PROBLEM DESCRIPTION: Search the records below for the word "image" and show every line where it occurs.

DATA FOR THIS EXERCISE:
§

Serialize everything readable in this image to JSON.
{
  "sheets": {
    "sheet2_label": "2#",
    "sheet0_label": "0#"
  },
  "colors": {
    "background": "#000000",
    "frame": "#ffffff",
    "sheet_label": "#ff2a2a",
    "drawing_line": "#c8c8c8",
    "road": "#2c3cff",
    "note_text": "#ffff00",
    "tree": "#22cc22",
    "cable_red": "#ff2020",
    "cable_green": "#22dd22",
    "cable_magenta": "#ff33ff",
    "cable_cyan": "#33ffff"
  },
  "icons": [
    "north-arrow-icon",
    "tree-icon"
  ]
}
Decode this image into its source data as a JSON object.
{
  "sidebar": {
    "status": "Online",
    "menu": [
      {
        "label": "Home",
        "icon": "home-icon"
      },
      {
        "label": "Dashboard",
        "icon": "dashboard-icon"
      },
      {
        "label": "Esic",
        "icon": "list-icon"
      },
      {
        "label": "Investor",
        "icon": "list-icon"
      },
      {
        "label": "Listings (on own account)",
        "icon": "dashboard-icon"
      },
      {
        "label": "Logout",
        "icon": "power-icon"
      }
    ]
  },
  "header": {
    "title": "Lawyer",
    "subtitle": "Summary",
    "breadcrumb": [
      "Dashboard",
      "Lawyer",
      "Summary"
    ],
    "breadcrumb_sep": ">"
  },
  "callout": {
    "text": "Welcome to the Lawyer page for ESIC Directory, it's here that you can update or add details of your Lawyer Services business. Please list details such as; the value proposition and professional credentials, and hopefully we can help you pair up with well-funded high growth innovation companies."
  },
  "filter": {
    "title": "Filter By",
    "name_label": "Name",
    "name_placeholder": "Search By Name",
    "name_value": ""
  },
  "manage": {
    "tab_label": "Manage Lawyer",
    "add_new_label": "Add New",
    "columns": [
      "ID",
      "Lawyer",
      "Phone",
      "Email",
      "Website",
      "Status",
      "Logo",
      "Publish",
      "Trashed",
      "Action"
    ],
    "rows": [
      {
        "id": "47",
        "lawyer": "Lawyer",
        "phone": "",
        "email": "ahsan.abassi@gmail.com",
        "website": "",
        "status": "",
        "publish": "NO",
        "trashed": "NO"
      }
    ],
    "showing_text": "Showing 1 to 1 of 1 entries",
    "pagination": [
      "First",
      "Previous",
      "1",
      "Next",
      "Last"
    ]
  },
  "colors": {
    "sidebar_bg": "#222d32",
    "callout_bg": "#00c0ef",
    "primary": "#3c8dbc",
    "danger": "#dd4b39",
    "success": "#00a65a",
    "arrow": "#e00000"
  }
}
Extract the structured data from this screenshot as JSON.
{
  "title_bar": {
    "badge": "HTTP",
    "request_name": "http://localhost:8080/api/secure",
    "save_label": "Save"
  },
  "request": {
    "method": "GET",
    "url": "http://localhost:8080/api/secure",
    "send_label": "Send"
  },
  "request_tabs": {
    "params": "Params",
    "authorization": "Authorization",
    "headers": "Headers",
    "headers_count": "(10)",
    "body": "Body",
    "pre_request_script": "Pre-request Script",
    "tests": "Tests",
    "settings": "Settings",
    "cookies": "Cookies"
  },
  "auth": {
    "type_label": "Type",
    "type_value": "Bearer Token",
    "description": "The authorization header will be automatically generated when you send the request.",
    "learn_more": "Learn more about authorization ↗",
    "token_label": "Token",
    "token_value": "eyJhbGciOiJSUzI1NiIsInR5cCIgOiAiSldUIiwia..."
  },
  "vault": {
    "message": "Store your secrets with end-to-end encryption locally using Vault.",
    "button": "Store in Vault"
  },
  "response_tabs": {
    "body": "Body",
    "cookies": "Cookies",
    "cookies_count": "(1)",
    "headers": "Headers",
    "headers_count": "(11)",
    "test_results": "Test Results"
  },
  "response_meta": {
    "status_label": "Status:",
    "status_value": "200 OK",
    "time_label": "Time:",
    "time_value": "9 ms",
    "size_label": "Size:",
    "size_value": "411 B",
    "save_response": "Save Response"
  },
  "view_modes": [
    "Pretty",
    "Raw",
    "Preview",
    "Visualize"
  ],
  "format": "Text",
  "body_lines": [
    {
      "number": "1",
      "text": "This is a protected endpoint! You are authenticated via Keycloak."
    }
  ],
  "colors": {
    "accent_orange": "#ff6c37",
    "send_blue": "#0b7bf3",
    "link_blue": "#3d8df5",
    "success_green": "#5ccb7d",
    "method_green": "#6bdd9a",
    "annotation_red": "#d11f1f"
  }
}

§

WRITTEN RESPONSE:
Serialize everything readable in this image to JSON.
Decode this image into its source data as a JSON object.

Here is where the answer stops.